Exactly repeat the full listing that follows.

-- start EXERCISE MATERIAL --

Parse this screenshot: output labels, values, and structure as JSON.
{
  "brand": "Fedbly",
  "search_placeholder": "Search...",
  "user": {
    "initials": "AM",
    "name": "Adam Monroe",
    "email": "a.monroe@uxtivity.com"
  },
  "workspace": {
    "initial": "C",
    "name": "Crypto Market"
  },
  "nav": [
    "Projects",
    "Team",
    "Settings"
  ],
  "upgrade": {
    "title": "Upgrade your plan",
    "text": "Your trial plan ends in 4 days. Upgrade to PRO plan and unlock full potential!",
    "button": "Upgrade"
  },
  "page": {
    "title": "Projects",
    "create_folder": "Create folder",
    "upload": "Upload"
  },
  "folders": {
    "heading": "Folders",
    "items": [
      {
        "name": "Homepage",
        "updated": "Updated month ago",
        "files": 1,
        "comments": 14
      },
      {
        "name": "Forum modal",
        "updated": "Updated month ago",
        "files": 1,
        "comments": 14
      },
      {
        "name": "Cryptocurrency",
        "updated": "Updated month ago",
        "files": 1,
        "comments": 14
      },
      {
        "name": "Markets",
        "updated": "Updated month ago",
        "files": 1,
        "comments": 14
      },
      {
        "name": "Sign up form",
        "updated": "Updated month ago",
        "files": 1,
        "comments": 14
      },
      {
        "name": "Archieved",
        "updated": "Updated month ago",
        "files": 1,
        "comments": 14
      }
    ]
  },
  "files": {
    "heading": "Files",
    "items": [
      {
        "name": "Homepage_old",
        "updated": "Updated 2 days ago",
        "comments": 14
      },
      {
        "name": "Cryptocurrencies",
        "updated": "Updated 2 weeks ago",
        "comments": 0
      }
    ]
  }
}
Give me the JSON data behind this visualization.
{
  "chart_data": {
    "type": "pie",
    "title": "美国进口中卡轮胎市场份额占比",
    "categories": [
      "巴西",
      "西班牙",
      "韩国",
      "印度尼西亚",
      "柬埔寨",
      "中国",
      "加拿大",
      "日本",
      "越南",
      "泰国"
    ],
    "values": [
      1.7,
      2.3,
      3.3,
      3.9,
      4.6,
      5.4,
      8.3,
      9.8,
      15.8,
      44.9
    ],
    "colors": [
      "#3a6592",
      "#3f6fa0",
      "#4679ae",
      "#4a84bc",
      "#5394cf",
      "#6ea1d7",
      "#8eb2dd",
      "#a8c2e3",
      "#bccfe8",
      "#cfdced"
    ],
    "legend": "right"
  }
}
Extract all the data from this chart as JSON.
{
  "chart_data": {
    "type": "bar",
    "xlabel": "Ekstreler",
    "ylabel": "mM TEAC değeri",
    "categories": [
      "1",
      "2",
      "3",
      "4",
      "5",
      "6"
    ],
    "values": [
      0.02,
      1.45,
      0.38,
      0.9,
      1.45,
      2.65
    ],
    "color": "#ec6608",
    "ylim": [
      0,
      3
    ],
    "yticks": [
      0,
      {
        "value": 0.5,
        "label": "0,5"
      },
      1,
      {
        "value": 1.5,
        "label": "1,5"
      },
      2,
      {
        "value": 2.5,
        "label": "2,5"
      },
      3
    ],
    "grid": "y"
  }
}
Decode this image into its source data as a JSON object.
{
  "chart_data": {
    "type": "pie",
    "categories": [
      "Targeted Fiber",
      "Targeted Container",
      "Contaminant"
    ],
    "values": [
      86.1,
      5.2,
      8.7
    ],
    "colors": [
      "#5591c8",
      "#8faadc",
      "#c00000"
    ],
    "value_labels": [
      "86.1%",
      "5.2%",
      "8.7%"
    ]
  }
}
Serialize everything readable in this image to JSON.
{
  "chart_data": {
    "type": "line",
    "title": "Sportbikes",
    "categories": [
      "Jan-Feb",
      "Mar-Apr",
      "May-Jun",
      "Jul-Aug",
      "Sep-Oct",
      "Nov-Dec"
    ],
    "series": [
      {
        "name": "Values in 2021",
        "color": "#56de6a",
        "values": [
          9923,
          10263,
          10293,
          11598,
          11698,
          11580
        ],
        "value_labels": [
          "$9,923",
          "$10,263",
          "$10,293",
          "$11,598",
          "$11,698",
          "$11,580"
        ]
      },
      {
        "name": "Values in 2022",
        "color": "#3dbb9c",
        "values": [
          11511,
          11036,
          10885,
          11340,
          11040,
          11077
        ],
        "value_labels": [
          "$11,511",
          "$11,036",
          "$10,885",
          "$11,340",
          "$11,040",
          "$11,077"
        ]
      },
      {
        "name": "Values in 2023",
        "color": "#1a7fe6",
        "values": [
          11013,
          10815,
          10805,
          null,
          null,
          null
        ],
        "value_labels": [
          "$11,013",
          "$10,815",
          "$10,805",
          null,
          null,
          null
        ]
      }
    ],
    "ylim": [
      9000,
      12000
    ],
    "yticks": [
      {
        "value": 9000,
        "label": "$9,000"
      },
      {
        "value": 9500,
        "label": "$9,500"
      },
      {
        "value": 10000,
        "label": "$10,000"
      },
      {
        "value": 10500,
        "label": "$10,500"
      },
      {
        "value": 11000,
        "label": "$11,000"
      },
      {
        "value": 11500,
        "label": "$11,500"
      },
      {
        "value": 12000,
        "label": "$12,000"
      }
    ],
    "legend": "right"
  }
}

-- end EXERCISE MATERIAL --

FULL SOLUTION:
Parse this screenshot: output labels, values, and structure as JSON.
{
  "brand": "Fedbly",
  "search_placeholder": "Search...",
  "user": {
    "initials": "AM",
    "name": "Adam Monroe",
    "email": "a.monroe@uxtivity.com"
  },
  "workspace": {
    "initial": "C",
    "name": "Crypto Market"
  },
  "nav": [
    "Projects",
    "Team",
    "Settings"
  ],
  "upgrade": {
    "title": "Upgrade your plan",
    "text": "Your trial plan ends in 4 days. Upgrade to PRO plan and unlock full potential!",
    "button": "Upgrade"
  },
  "page": {
    "title": "Projects",
    "create_folder": "Create folder",
    "upload": "Upload"
  },
  "folders": {
    "heading": "Folders",
    "items": [
      {
        "name": "Homepage",
        "updated": "Updated month ago",
        "files": 1,
        "comments": 14
      },
      {
        "name": "Forum modal",
        "updated": "Updated month ago",
        "files": 1,
        "comments": 14
      },
      {
        "name": "Cryptocurrency",
        "updated": "Updated month ago",
        "files": 1,
        "comments": 14
      },
      {
        "name": "Markets",
        "updated": "Updated month ago",
        "files": 1,
        "comments": 14
      },
      {
        "name": "Sign up form",
        "updated": "Updated month ago",
        "files": 1,
        "comments": 14
      },
      {
        "name": "Archieved",
        "updated": "Updated month ago",
        "files": 1,
        "comments": 14
      }
    ]
  },
  "files": {
    "heading": "Files",
    "items": [
      {
        "name": "Homepage_old",
        "updated": "Updated 2 days ago",
        "comments": 14
      },
      {
        "name": "Cryptocurrencies",
        "updated": "Updated 2 weeks ago",
        "comments": 0
      }
    ]
  }
}
Give me the JSON data behind this visualization.
{
  "chart_data": {
    "type": "pie",
    "title": "美国进口中卡轮胎市场份额占比",
    "categories": [
      "巴西",
      "西班牙",
      "韩国",
      "印度尼西亚",
      "柬埔寨",
      "中国",
      "加拿大",
      "日本",
      "越南",
      "泰国"
    ],
    "values": [
      1.7,
      2.3,
      3.3,
      3.9,
      4.6,
      5.4,
      8.3,
      9.8,
      15.8,
      44.9
    ],
    "colors": [
      "#3a6592",
      "#3f6fa0",
      "#4679ae",
      "#4a84bc",
      "#5394cf",
      "#6ea1d7",
      "#8eb2dd",
      "#a8c2e3",
      "#bccfe8",
      "#cfdced"
    ],
    "legend": "right"
  }
}
Extract all the data from this chart as JSON.
{
  "chart_data": {
    "type": "bar",
    "xlabel": "Ekstreler",
    "ylabel": "mM TEAC değeri",
    "categories": [
      "1",
      "2",
      "3",
      "4",
      "5",
      "6"
    ],
    "values": [
      0.02,
      1.45,
      0.38,
      0.9,
      1.45,
      2.65
    ],
    "color": "#ec6608",
    "ylim": [
      0,
      3
    ],
    "yticks": [
      0,
      {
        "value": 0.5,
        "label": "0,5"
      },
      1,
      {
        "value": 1.5,
        "label": "1,5"
      },
      2,
      {
        "value": 2.5,
        "label": "2,5"
      },
      3
    ],
    "grid": "y"
  }
}
Decode this image into its source data as a JSON object.
{
  "chart_data": {
    "type": "pie",
    "categories": [
      "Targeted Fiber",
      "Targeted Container",
      "Contaminant"
    ],
    "values": [
      86.1,
      5.2,
      8.7
    ],
    "colors": [
      "#5591c8",
      "#8faadc",
      "#c00000"
    ],
    "value_labels": [
      "86.1%",
      "5.2%",
      "8.7%"
    ]
  }
}
Serialize everything readable in this image to JSON.
{
  "chart_data": {
    "type": "line",
    "title": "Sportbikes",
    "categories": [
      "Jan-Feb",
      "Mar-Apr",
      "May-Jun",
      "Jul-Aug",
      "Sep-Oct",
      "Nov-Dec"
    ],
    "series": [
      {
        "name": "Values in 2021",
        "color": "#56de6a",
        "values": [
          9923,
          10263,
          10293,
          11598,
          11698,
          11580
        ],
        "value_labels": [
          "$9,923",
          "$10,263",
          "$10,293",
          "$11,598",
          "$11,698",
          "$11,580"
        ]
      },
      {
        "name": "Values in 2022",
        "color": "#3dbb9c",
        "values": [
          11511,
          11036,
          10885,
          11340,
          11040,
          11077
        ],
        "value_labels": [
          "$11,511",
          "$11,036",
          "$10,885",
          "$11,340",
          "$11,040",
          "$11,077"
        ]
      },
      {
        "name": "Values in 2023",
        "color": "#1a7fe6",
        "values": [
          11013,
          10815,
          10805,
          null,
          null,
          null
        ],
        "value_labels": [
          "$11,013",
          "$10,815",
          "$10,805",
          null,
          null,
          null
        ]
      }
    ],
    "ylim": [
      9000,
      12000
    ],
    "yticks": [
      {
        "value": 9000,
        "label": "$9,000"
      },
      {
        "value": 9500,
        "label": "$9,500"
      },
      {
        "value": 10000,
        "label": "$10,000"
      },
      {
        "value": 10500,
        "label": "$10,500"
      },
      {
        "value": 11000,
        "label": "$11,000"
      },
      {
        "value": 11500,
        "label": "$11,500"
      },
      {
        "value": 12000,
        "label": "$12,000"
      }
    ],
    "legend": "right"
  }
}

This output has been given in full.